[Requirement]:
Could you copy out all of the records below line for line, leaving out the pictures?

[Excerpted records]:
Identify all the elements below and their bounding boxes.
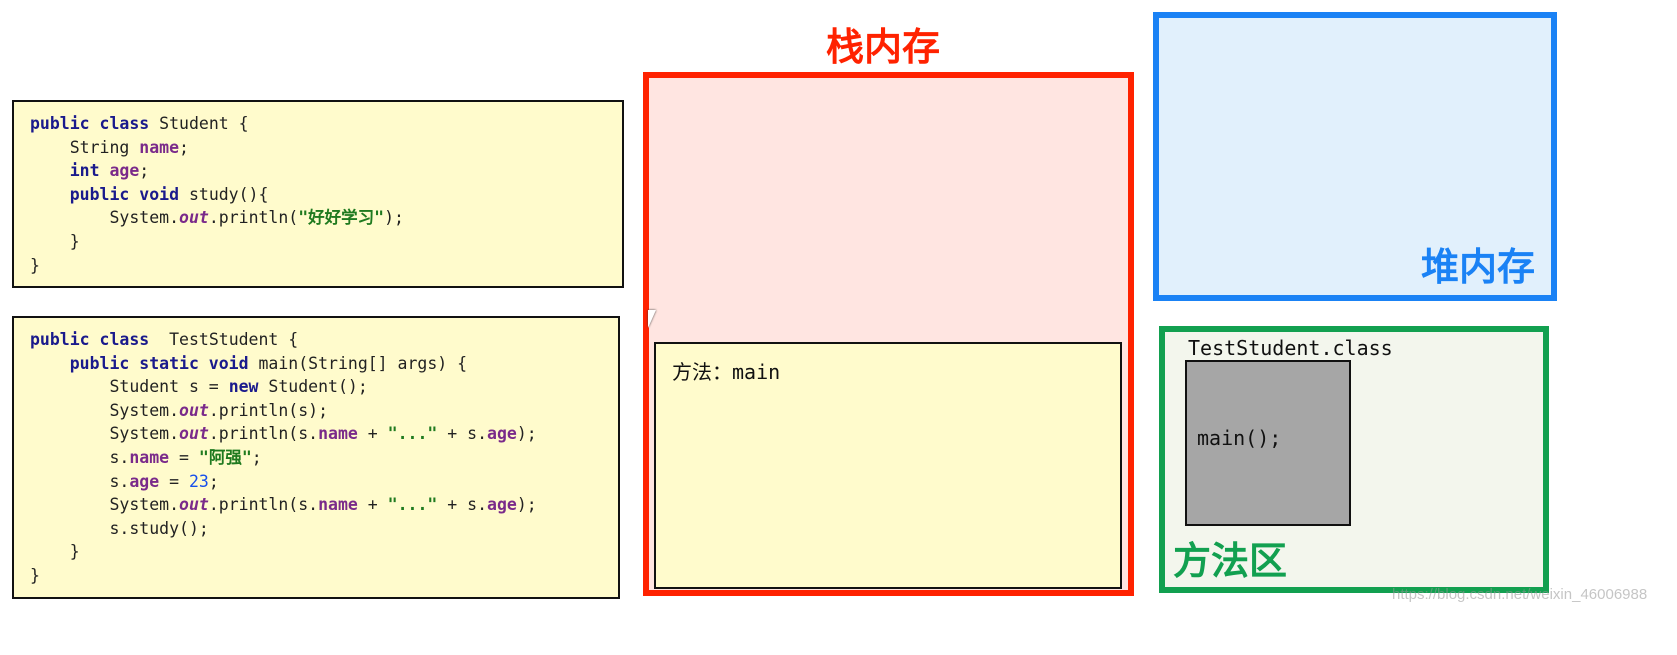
code-token: age	[487, 424, 517, 444]
code-token: int	[30, 161, 100, 181]
code-token: +	[357, 495, 388, 515]
code-line: public void study(){	[30, 183, 622, 207]
code-token: out	[179, 495, 209, 515]
code-token: Student();	[258, 377, 368, 397]
code-line: s.name = "阿强";	[30, 446, 618, 470]
student-class-code: public class Student { String name; int …	[12, 100, 624, 288]
stack-frame-label: 方法：main	[672, 360, 781, 384]
code-token: + s.	[437, 495, 488, 515]
code-line: s.study();	[30, 517, 618, 541]
code-token: ;	[251, 447, 262, 467]
code-token: +	[357, 424, 388, 444]
code-token: =	[159, 471, 189, 491]
code-line: }	[30, 564, 618, 588]
code-token: Student s =	[30, 377, 229, 397]
code-token: );	[384, 208, 404, 228]
code-line: System.out.println(s);	[30, 399, 618, 423]
code-line: System.out.println("好好学习");	[30, 206, 622, 230]
code-token: System.	[30, 400, 180, 420]
code-token: "..."	[387, 495, 438, 515]
code-token: public static void	[30, 353, 249, 373]
code-token: "好好学习"	[298, 208, 385, 228]
stack-memory-title: 栈内存	[826, 25, 941, 69]
code-token: ;	[139, 161, 150, 181]
class-name: TestStudent.class	[1188, 336, 1393, 360]
code-token: public void	[30, 184, 180, 204]
code-token: }	[30, 565, 40, 585]
code-token: );	[516, 424, 537, 444]
code-token: ;	[208, 471, 219, 491]
code-line: System.out.println(s.name + "..." + s.ag…	[30, 422, 618, 446]
code-line: String name;	[30, 136, 622, 160]
code-token: }	[30, 255, 40, 275]
code-token: "..."	[387, 424, 438, 444]
code-line: s.age = 23;	[30, 470, 618, 494]
code-token: =	[169, 447, 199, 467]
code-line: Student s = new Student();	[30, 375, 618, 399]
code-line: System.out.println(s.name + "..." + s.ag…	[30, 493, 618, 517]
code-token: public class	[30, 330, 150, 349]
test-student-class-code: public class TestStudent { public static…	[12, 316, 620, 599]
code-token: out	[179, 424, 209, 444]
heap-memory-title: 堆内存	[1420, 245, 1535, 289]
code-token: out	[179, 400, 209, 420]
mouse-cursor-icon	[648, 310, 656, 328]
heap-memory: 堆内存	[1153, 12, 1557, 301]
code-line: public class TestStudent {	[30, 328, 618, 352]
code-line: public static void main(String[] args) {	[30, 352, 618, 376]
code-token: name	[318, 495, 358, 515]
code-token: }	[30, 542, 80, 562]
code-token: .println(s);	[208, 400, 329, 420]
code-line: int age;	[30, 159, 622, 183]
code-token: .println(s.	[208, 495, 319, 515]
code-token: System.	[30, 495, 180, 515]
code-token: s.	[30, 447, 130, 467]
code-token: study(){	[179, 184, 269, 204]
code-token: age	[487, 495, 517, 515]
code-token: + s.	[437, 424, 488, 444]
code-token: Student {	[159, 114, 249, 133]
stack-frame-main: 方法：main	[654, 342, 1122, 589]
code-token: out	[179, 208, 209, 228]
method-area: TestStudent.class main(); 方法区	[1159, 326, 1549, 593]
code-token: );	[516, 495, 537, 515]
code-token: System.	[30, 208, 180, 228]
code-token: name	[318, 424, 358, 444]
watermark: https://blog.csdn.net/weixin_46006988	[1392, 586, 1648, 603]
code-line: }	[30, 230, 622, 254]
code-token: main(String[] args) {	[248, 353, 468, 373]
code-token: new	[228, 377, 259, 397]
method-main: main();	[1197, 426, 1282, 450]
code-token: name	[129, 447, 170, 467]
code-token: s.	[30, 471, 130, 491]
code-token: String	[30, 137, 140, 157]
code-token: 23	[188, 471, 209, 491]
code-token: System.	[30, 424, 180, 444]
code-token: "阿强"	[198, 447, 252, 467]
code-token: }	[30, 231, 80, 251]
code-token: .println(	[208, 208, 299, 228]
method-block: main();	[1185, 360, 1351, 526]
code-token: .println(s.	[208, 424, 319, 444]
code-token: age	[109, 161, 140, 181]
code-line: }	[30, 254, 622, 278]
code-token: TestStudent {	[159, 330, 299, 349]
code-token: name	[139, 137, 180, 157]
code-token: age	[129, 471, 160, 491]
code-token: s.study();	[30, 518, 209, 538]
code-token: ;	[179, 137, 189, 157]
method-area-title: 方法区	[1173, 539, 1288, 583]
code-token: public class	[30, 114, 150, 133]
code-line: }	[30, 540, 618, 564]
code-line: public class Student {	[30, 112, 622, 136]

[Answer in full]:
Identify all the elements below and their bounding boxes.
code-token: age	[487, 424, 517, 444]
code-token: int	[30, 161, 100, 181]
code-token: +	[357, 495, 388, 515]
code-line: public void study(){	[30, 183, 622, 207]
code-token: out	[179, 495, 209, 515]
code-token: Student();	[258, 377, 368, 397]
code-line: s.name = "阿强";	[30, 446, 618, 470]
student-class-code: public class Student { String name; int …	[12, 100, 624, 288]
stack-frame-label: 方法：main	[672, 360, 781, 384]
code-token: + s.	[437, 495, 488, 515]
code-line: s.study();	[30, 517, 618, 541]
code-token: ;	[251, 447, 262, 467]
code-token: +	[357, 424, 388, 444]
code-token: =	[159, 471, 189, 491]
code-line: }	[30, 564, 618, 588]
code-token: Student s =	[30, 377, 229, 397]
code-token: );	[384, 208, 404, 228]
code-line: System.out.println(s);	[30, 399, 618, 423]
code-line: System.out.println("好好学习");	[30, 206, 622, 230]
code-token: System.	[30, 400, 180, 420]
code-token: "..."	[387, 495, 438, 515]
code-token: public static void	[30, 353, 249, 373]
code-token: "好好学习"	[298, 208, 385, 228]
stack-memory-title: 栈内存	[826, 25, 941, 69]
code-token: ;	[139, 161, 150, 181]
class-name: TestStudent.class	[1188, 336, 1393, 360]
code-token: public void	[30, 184, 180, 204]
code-token: }	[30, 565, 40, 585]
code-token: );	[516, 424, 537, 444]
code-token: ;	[208, 471, 219, 491]
code-line: System.out.println(s.name + "..." + s.ag…	[30, 422, 618, 446]
code-line: String name;	[30, 136, 622, 160]
code-token: }	[30, 255, 40, 275]
code-token: "..."	[387, 424, 438, 444]
code-line: s.age = 23;	[30, 470, 618, 494]
code-token: =	[169, 447, 199, 467]
code-line: Student s = new Student();	[30, 375, 618, 399]
code-line: System.out.println(s.name + "..." + s.ag…	[30, 493, 618, 517]
code-token: public class	[30, 330, 150, 349]
test-student-class-code: public class TestStudent { public static…	[12, 316, 620, 599]
code-token: out	[179, 424, 209, 444]
heap-memory-title: 堆内存	[1420, 245, 1535, 289]
code-token: out	[179, 400, 209, 420]
mouse-cursor-icon	[648, 310, 656, 328]
heap-memory: 堆内存	[1153, 12, 1557, 301]
code-line: public class TestStudent {	[30, 328, 618, 352]
code-line: public static void main(String[] args) {	[30, 352, 618, 376]
code-token: name	[318, 495, 358, 515]
code-token: }	[30, 542, 80, 562]
code-token: .println(s);	[208, 400, 329, 420]
code-line: int age;	[30, 159, 622, 183]
code-token: .println(s.	[208, 495, 319, 515]
code-token: System.	[30, 495, 180, 515]
code-token: s.	[30, 447, 130, 467]
code-token: study(){	[179, 184, 269, 204]
code-token: age	[487, 495, 517, 515]
code-token: + s.	[437, 424, 488, 444]
code-token: Student {	[159, 114, 249, 133]
stack-frame-main: 方法：main	[654, 342, 1122, 589]
code-token: out	[179, 208, 209, 228]
method-area: TestStudent.class main(); 方法区	[1159, 326, 1549, 593]
code-token: );	[516, 495, 537, 515]
code-token: System.	[30, 208, 180, 228]
code-token: name	[318, 424, 358, 444]
watermark: https://blog.csdn.net/weixin_46006988	[1392, 586, 1648, 603]
code-line: }	[30, 230, 622, 254]
code-token: main(String[] args) {	[248, 353, 468, 373]
code-token: new	[228, 377, 259, 397]
method-main: main();	[1197, 426, 1282, 450]
code-token: name	[129, 447, 170, 467]
code-token: s.	[30, 471, 130, 491]
code-token: String	[30, 137, 140, 157]
code-token: 23	[188, 471, 209, 491]
code-token: System.	[30, 424, 180, 444]
code-token: "阿强"	[198, 447, 252, 467]
code-token: }	[30, 231, 80, 251]
code-token: .println(	[208, 208, 299, 228]
method-block: main();	[1185, 360, 1351, 526]
code-token: .println(s.	[208, 424, 319, 444]
code-token: age	[109, 161, 140, 181]
code-line: }	[30, 254, 622, 278]
code-token: TestStudent {	[159, 330, 299, 349]
code-token: name	[139, 137, 180, 157]
code-token: age	[129, 471, 160, 491]
code-token: s.study();	[30, 518, 209, 538]
code-token: ;	[179, 137, 189, 157]
method-area-title: 方法区	[1173, 539, 1288, 583]
code-token: public class	[30, 114, 150, 133]
code-line: }	[30, 540, 618, 564]
code-line: public class Student {	[30, 112, 622, 136]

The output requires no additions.